TEXTO FORNECIDO:
--

Do protagonismo do Pitt/Corinthians – da cidade de Santa Cruz do Sul, três vezes finalista nacional na década de 1990, para a total ausência de representantes nas últimas duas edições do NBB, o Rio Grande do Sul tem passado por um momento difícil quando o assunto é basquetebol profissional.
O motivo para tal cenário não é outro se não a falta de investimentos consistentes na modalidade.
Apesar disso, a tradição e o sucesso em um passado não tão distante seguem gerando frutos e mantendo acesa a fagulha da bola laranja no estado, enquanto as equipes locais batalham por condições que as oportunizem retornar à elite do basquete brasileiro.
Um dos melhores representantes dessa habilidade de manter a chama da modalidade acesa na região, a despeito de condições desafiadoras, é o treinador Athos Calderaro – comandante do União Corinthians – o Unico, herdeiro da tradição do Pitt, na cidade de Santa Cruz do Sul.
Natural do município, o treinador tem emprestado um know-how adquirido em seus anos como atleta profissional e mais de uma década como treinador para encabeçar um projeto que mantém a equipe como representante do estado na Liga de Desenvolvimento de Basquete (LDB), principal competição da categoria de base nacional.
Em sua trajetória pela equipe, Calderaro, que é formado em Educação Física pela Universidade de Santa Cruz do Sul (UNISC), é octacampeão gaucho nas categorias de base e ganhou destaque nacional ao trabalhar como assistente técnico das seleções brasileiras sub-17 e sub-19, entre os anos de 2011 e 2013.
Pilar do basquete gaúcho na última década, o treinador é o protagonista da sexta edição da série ‘Chaves da Formação’.
Confira a entrevista na íntegra:
Central do Draft – A região sul do país tem tido pouca representatividade no NBB e atualmente tem no Pato Basquete seu único representante. A que você atribui esse cenário? Como você vê o basquete sulista na atualidade?
Athos Calderaro: Eu posso falar pelo Rio Grande do Sul. Infelizmente, aqui no estado não há o habito de investir em outros esportes que não seja o futebol. Tivemos a experiencia de Caxias do Sul, que fez uma boa campanha – ficando em quinto lugar no NBB, mas depois não conseguiu patrocinadores para a continuidade do projeto.

--

OBJETIVO A: Segundo o texto sobre o basquete gaúcho, em que instituição Athos Calderaro se formou em Educação Física?
OBJETIVO B: Dê prosseguimento ao texto sobre o basquete gaúcho a partir da última frase apresentada.
As linhas não têm nenhum papel nesta atividade.

MATERIAL FORNECIDO:
--

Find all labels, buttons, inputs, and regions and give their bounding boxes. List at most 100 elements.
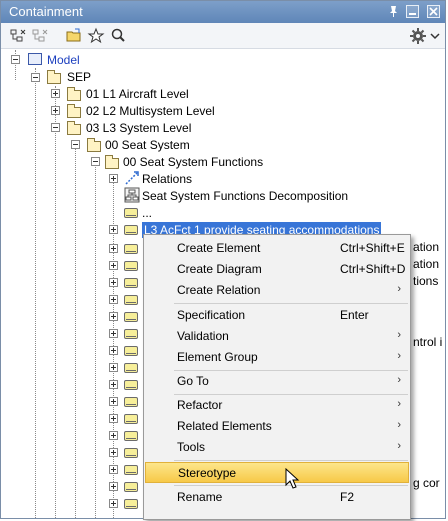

--

RESULTADO DA TAREFA A: Na Universidade de Santa Cruz do Sul (UNISC).

RESULTADO DA TAREFA B:
Primeiro, pela minha cidade Santa Cruz do Sul, que é uma cidade apaixonada pelo basquete, onde até jogo de categoria de base tem lotado ginásio hoje.
Na década de 90, nós tivemos uma estrutura profissional de basquete, que nos rendeu um título nacional em 1994 e dois vices-campeonatos nacionais em 1997 e 1998.
Na época, aliás, a cidade servia como centro de treinamento para a seleção brasileira adulta.
Hoje, a cidade continua com essa paixão pelo basquete, mas a falta de investimento maior das empresas não permite a retomada de uma equipe a nível de NBB. Mas, em contrapartida, com a coordenação do nosso diretor Diego Puntel, montamos uma estrutura muito boa para as categorias de base aqui no Esporte Clube União Corinthians.
Temos uma parceria com a prefeitura municipal e a UNISC, junto com o Projeto Cestinha (projeto de massificação do basquete na área social e tem equipes de competição até a categoria sub-16).
Hoje temos categorias do sub-12 ao sub-23 masculino e temos o feminino – do sub-12 ao sub-18, e participamos de competições promovidas pela CBC junto com a CBB, e da Liga de Desenvolvimento (LDB). Além disso, temos o objetivo de jogarmos um brasileiro da CBB.
Dessa maneira, trabalhando dentro da nossa realidade, conquistamos em 2018 o vice-campeonato brasileiro sub-21 e estamos indo passo a passo, para um dia termos uma estrutura profissional a nível de NBB.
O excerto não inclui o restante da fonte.